*REQUIREMENT*
Of the lines below, count those containing the word "Printf". Reply with the number alone.

*INPUT*
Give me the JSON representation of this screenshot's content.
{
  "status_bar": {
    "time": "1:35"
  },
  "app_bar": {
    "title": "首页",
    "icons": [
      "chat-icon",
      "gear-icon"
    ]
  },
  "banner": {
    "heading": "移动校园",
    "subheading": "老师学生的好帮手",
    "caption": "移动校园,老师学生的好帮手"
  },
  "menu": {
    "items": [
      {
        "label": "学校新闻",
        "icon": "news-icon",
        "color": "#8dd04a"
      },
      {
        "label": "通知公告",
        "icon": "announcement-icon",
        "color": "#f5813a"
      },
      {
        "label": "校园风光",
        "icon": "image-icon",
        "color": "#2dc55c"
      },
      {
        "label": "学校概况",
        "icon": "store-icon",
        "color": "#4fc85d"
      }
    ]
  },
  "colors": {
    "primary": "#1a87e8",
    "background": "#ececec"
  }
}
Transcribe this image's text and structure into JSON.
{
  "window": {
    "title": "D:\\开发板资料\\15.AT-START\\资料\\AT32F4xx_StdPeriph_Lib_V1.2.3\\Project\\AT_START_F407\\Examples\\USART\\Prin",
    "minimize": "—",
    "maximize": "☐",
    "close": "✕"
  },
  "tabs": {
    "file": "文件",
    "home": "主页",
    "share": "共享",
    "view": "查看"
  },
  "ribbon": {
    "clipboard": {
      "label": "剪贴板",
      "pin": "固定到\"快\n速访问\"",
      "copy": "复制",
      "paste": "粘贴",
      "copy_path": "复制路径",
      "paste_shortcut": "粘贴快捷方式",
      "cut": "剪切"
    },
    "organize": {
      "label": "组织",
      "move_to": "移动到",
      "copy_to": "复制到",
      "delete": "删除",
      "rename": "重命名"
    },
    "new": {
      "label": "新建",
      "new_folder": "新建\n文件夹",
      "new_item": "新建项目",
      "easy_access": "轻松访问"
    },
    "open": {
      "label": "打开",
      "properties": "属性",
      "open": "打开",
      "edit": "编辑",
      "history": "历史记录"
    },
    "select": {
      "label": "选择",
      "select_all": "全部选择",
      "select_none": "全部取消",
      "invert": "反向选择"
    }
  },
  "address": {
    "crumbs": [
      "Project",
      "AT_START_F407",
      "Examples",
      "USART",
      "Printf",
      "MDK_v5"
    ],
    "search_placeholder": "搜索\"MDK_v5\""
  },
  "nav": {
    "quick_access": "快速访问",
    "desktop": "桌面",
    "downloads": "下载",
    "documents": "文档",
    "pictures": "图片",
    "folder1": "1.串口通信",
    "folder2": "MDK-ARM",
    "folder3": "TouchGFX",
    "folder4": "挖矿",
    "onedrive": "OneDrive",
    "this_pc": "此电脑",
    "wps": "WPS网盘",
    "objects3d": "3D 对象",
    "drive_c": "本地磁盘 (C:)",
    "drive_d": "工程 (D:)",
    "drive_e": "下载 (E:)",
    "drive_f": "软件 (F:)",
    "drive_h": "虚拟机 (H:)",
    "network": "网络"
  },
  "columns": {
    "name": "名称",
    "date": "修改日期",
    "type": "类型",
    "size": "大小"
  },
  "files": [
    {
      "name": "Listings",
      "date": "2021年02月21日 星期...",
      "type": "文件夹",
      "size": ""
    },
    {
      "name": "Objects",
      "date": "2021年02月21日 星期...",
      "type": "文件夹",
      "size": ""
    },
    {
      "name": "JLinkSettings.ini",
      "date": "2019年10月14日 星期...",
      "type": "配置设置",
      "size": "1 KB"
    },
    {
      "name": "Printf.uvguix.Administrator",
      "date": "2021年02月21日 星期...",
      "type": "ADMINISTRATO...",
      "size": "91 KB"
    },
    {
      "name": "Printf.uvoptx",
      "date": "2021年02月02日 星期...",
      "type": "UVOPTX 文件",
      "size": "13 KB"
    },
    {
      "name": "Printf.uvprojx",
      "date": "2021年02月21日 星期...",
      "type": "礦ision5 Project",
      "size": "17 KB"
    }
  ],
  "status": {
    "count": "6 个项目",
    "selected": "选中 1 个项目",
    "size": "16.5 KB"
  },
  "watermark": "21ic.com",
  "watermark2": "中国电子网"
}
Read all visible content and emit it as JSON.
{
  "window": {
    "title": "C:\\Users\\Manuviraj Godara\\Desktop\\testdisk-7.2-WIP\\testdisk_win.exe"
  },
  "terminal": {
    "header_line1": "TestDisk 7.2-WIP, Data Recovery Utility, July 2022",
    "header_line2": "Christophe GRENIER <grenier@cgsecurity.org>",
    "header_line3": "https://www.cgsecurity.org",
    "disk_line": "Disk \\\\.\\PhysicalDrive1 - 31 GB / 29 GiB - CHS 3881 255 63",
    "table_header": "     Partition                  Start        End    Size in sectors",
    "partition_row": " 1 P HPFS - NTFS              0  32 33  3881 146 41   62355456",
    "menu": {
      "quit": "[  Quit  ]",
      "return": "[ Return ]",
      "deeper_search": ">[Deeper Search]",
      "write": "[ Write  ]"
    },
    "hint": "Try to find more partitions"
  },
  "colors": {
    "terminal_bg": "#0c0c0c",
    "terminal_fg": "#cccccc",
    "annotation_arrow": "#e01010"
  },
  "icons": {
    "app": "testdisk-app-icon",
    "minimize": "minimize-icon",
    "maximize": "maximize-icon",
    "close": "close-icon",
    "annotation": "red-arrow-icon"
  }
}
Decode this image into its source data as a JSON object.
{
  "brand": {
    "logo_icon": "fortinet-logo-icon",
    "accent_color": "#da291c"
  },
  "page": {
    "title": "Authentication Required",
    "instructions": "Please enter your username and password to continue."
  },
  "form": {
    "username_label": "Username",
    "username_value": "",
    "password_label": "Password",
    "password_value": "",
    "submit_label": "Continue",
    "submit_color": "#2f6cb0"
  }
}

*TASK RESULT*
4